EXERCISE.
Write out the material exactly, without any of its pictures.

(Data tied to figure images)
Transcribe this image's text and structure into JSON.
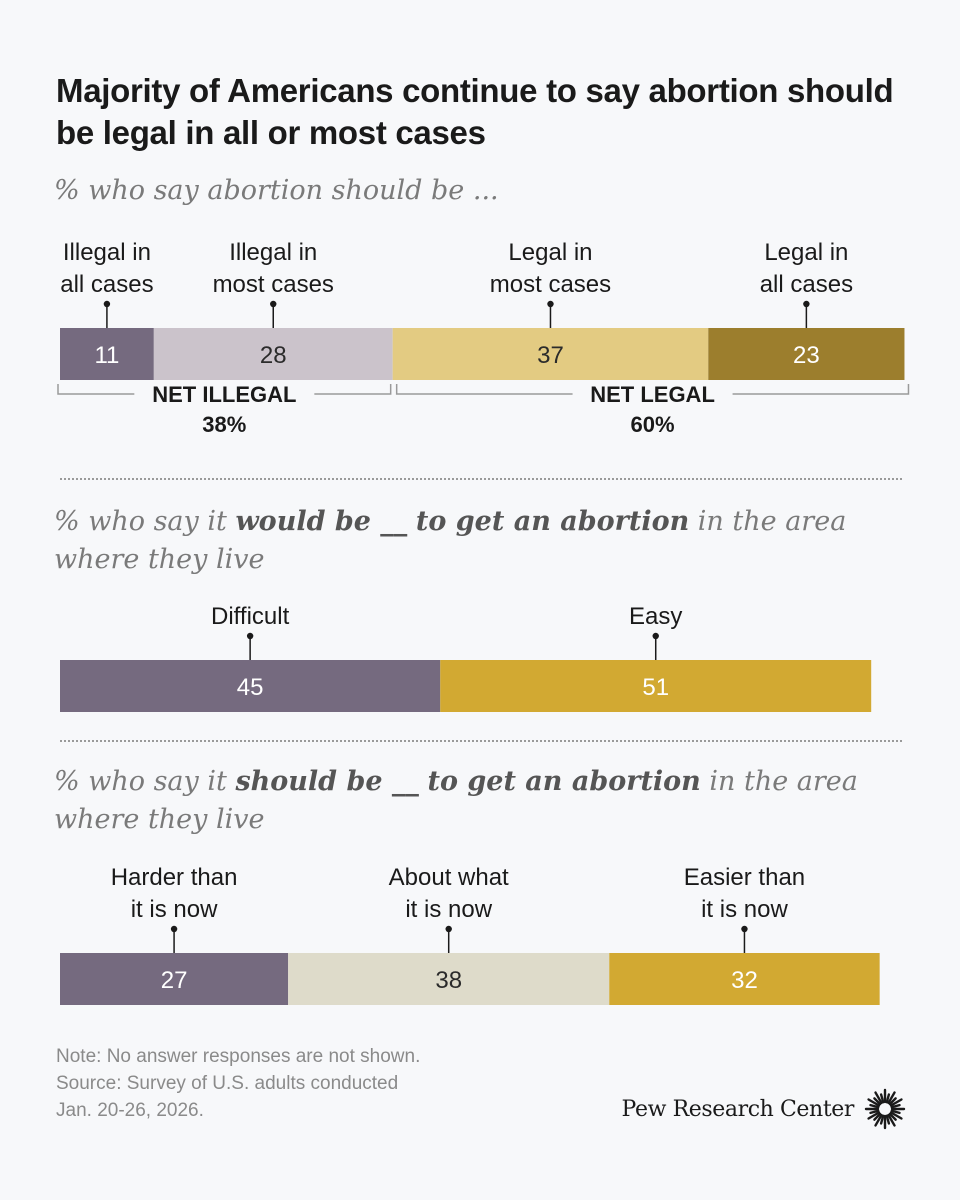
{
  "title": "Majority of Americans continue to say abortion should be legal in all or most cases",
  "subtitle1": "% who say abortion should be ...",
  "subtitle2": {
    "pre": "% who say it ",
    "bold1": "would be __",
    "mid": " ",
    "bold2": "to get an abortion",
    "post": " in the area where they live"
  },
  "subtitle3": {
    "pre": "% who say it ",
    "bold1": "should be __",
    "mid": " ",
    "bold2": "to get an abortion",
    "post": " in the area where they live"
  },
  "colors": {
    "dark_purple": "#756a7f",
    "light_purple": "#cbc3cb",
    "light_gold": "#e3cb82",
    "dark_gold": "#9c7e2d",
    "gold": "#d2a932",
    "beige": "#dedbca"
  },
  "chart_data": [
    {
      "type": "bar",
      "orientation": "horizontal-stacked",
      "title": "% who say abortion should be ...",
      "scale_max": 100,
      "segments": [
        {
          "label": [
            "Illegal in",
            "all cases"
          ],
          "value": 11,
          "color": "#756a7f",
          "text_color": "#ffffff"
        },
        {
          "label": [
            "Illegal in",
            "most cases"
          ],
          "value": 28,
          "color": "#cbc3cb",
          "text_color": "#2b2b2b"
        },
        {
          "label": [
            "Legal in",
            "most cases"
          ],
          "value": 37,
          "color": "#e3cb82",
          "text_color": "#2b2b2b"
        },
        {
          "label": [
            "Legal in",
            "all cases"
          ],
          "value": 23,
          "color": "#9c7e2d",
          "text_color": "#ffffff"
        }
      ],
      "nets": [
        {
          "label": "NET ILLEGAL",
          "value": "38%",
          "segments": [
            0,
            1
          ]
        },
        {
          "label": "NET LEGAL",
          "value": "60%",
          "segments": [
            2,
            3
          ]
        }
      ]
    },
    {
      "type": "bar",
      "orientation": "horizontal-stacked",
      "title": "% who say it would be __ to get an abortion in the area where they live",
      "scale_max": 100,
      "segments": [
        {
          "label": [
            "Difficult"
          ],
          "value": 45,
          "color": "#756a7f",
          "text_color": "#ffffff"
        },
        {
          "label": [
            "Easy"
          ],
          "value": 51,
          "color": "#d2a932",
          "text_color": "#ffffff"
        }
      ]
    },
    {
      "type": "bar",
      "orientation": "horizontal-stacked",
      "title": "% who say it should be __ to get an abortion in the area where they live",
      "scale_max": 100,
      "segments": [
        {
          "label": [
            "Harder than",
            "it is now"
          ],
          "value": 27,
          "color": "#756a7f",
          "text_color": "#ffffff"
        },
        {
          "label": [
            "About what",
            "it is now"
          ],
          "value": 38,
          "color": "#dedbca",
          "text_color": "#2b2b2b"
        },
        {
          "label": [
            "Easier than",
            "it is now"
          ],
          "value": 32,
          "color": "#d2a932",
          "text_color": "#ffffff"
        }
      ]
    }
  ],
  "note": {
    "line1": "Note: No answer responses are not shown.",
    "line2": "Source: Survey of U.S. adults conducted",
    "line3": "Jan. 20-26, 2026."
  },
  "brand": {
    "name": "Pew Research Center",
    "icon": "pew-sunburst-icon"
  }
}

SOLVED EXERCISE.
Transcribe this image's text and structure into JSON.
{
  "title": "Majority of Americans continue to say abortion should be legal in all or most cases",
  "subtitle1": "% who say abortion should be ...",
  "subtitle2": {
    "pre": "% who say it ",
    "bold1": "would be __",
    "mid": " ",
    "bold2": "to get an abortion",
    "post": " in the area where they live"
  },
  "subtitle3": {
    "pre": "% who say it ",
    "bold1": "should be __",
    "mid": " ",
    "bold2": "to get an abortion",
    "post": " in the area where they live"
  },
  "colors": {
    "dark_purple": "#756a7f",
    "light_purple": "#cbc3cb",
    "light_gold": "#e3cb82",
    "dark_gold": "#9c7e2d",
    "gold": "#d2a932",
    "beige": "#dedbca"
  },
  "chart_data": [
    {
      "type": "bar",
      "orientation": "horizontal-stacked",
      "title": "% who say abortion should be ...",
      "scale_max": 100,
      "segments": [
        {
          "label": [
            "Illegal in",
            "all cases"
          ],
          "value": 11,
          "color": "#756a7f",
          "text_color": "#ffffff"
        },
        {
          "label": [
            "Illegal in",
            "most cases"
          ],
          "value": 28,
          "color": "#cbc3cb",
          "text_color": "#2b2b2b"
        },
        {
          "label": [
            "Legal in",
            "most cases"
          ],
          "value": 37,
          "color": "#e3cb82",
          "text_color": "#2b2b2b"
        },
        {
          "label": [
            "Legal in",
            "all cases"
          ],
          "value": 23,
          "color": "#9c7e2d",
          "text_color": "#ffffff"
        }
      ],
      "nets": [
        {
          "label": "NET ILLEGAL",
          "value": "38%",
          "segments": [
            0,
            1
          ]
        },
        {
          "label": "NET LEGAL",
          "value": "60%",
          "segments": [
            2,
            3
          ]
        }
      ]
    },
    {
      "type": "bar",
      "orientation": "horizontal-stacked",
      "title": "% who say it would be __ to get an abortion in the area where they live",
      "scale_max": 100,
      "segments": [
        {
          "label": [
            "Difficult"
          ],
          "value": 45,
          "color": "#756a7f",
          "text_color": "#ffffff"
        },
        {
          "label": [
            "Easy"
          ],
          "value": 51,
          "color": "#d2a932",
          "text_color": "#ffffff"
        }
      ]
    },
    {
      "type": "bar",
      "orientation": "horizontal-stacked",
      "title": "% who say it should be __ to get an abortion in the area where they live",
      "scale_max": 100,
      "segments": [
        {
          "label": [
            "Harder than",
            "it is now"
          ],
          "value": 27,
          "color": "#756a7f",
          "text_color": "#ffffff"
        },
        {
          "label": [
            "About what",
            "it is now"
          ],
          "value": 38,
          "color": "#dedbca",
          "text_color": "#2b2b2b"
        },
        {
          "label": [
            "Easier than",
            "it is now"
          ],
          "value": 32,
          "color": "#d2a932",
          "text_color": "#ffffff"
        }
      ]
    }
  ],
  "note": {
    "line1": "Note: No answer responses are not shown.",
    "line2": "Source: Survey of U.S. adults conducted",
    "line3": "Jan. 20-26, 2026."
  },
  "brand": {
    "name": "Pew Research Center",
    "icon": "pew-sunburst-icon"
  }
}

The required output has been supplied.